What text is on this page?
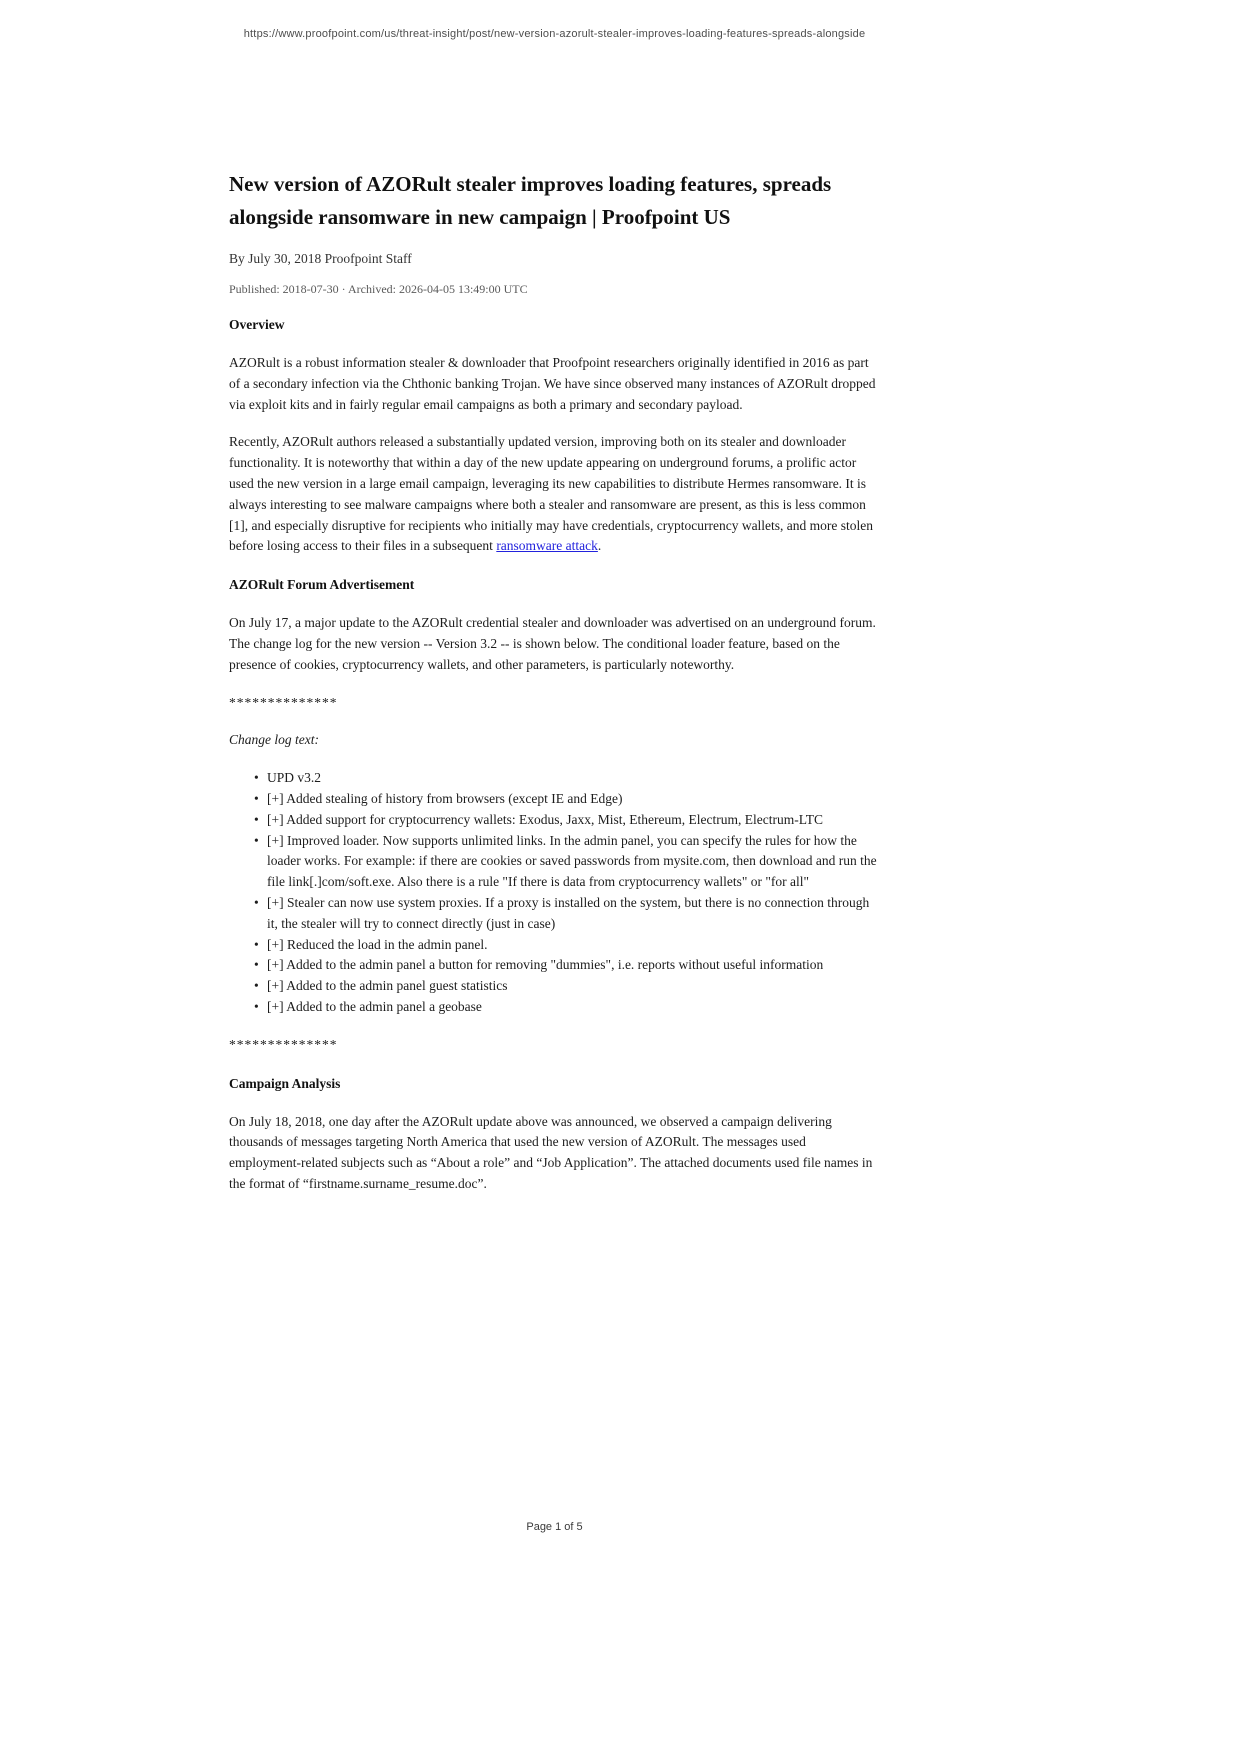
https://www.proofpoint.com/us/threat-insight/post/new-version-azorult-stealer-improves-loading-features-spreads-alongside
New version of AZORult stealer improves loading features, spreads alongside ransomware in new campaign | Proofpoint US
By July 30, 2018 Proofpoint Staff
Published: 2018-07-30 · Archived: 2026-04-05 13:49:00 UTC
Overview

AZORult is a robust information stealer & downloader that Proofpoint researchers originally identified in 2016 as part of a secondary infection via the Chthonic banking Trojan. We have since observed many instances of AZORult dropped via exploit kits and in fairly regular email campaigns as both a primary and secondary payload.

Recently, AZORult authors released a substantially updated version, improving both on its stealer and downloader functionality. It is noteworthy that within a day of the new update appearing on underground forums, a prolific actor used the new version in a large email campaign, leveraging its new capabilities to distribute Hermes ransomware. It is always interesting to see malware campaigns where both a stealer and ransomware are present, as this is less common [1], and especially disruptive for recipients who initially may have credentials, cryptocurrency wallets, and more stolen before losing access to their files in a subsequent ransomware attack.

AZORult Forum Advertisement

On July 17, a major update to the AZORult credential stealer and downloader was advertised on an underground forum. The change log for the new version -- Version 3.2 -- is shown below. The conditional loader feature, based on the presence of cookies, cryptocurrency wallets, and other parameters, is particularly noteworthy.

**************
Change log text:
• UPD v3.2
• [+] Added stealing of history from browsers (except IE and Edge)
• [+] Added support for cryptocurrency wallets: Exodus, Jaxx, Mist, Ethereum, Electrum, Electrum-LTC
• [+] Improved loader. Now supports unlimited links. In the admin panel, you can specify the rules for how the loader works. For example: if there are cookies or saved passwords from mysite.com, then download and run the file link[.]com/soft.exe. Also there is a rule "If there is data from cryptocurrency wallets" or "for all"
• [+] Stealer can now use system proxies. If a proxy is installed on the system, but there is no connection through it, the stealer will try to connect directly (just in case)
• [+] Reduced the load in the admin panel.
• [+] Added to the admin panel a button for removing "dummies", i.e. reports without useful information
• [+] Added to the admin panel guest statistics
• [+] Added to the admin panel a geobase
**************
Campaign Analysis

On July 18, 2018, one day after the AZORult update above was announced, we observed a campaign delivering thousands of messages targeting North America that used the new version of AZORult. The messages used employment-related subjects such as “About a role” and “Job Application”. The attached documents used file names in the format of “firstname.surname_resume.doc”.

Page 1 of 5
┄┄┄┄┄┄┄┄┄┄
Reproduce the material in full, word for word, and omit the pictures.

• **EXERCISE RESPONSE**
What text is on this page?
https://www.proofpoint.com/us/threat-insight/post/new-version-azorult-stealer-improves-loading-features-spreads-alongside
New version of AZORult stealer improves loading features, spreads alongside ransomware in new campaign | Proofpoint US
By July 30, 2018 Proofpoint Staff
Published: 2018-07-30 · Archived: 2026-04-05 13:49:00 UTC
Overview

AZORult is a robust information stealer & downloader that Proofpoint researchers originally identified in 2016 as part of a secondary infection via the Chthonic banking Trojan. We have since observed many instances of AZORult dropped via exploit kits and in fairly regular email campaigns as both a primary and secondary payload.

Recently, AZORult authors released a substantially updated version, improving both on its stealer and downloader functionality. It is noteworthy that within a day of the new update appearing on underground forums, a prolific actor used the new version in a large email campaign, leveraging its new capabilities to distribute Hermes ransomware. It is always interesting to see malware campaigns where both a stealer and ransomware are present, as this is less common [1], and especially disruptive for recipients who initially may have credentials, cryptocurrency wallets, and more stolen before losing access to their files in a subsequent ransomware attack.

AZORult Forum Advertisement

On July 17, a major update to the AZORult credential stealer and downloader was advertised on an underground forum. The change log for the new version -- Version 3.2 -- is shown below. The conditional loader feature, based on the presence of cookies, cryptocurrency wallets, and other parameters, is particularly noteworthy.

**************
Change log text:
• UPD v3.2
• [+] Added stealing of history from browsers (except IE and Edge)
• [+] Added support for cryptocurrency wallets: Exodus, Jaxx, Mist, Ethereum, Electrum, Electrum-LTC
• [+] Improved loader. Now supports unlimited links. In the admin panel, you can specify the rules for how the loader works. For example: if there are cookies or saved passwords from mysite.com, then download and run the file link[.]com/soft.exe. Also there is a rule "If there is data from cryptocurrency wallets" or "for all"
• [+] Stealer can now use system proxies. If a proxy is installed on the system, but there is no connection through it, the stealer will try to connect directly (just in case)
• [+] Reduced the load in the admin panel.
• [+] Added to the admin panel a button for removing "dummies", i.e. reports without useful information
• [+] Added to the admin panel guest statistics
• [+] Added to the admin panel a geobase
**************
Campaign Analysis

On July 18, 2018, one day after the AZORult update above was announced, we observed a campaign delivering thousands of messages targeting North America that used the new version of AZORult. The messages used employment-related subjects such as “About a role” and “Job Application”. The attached documents used file names in the format of “firstname.surname_resume.doc”.

Page 1 of 5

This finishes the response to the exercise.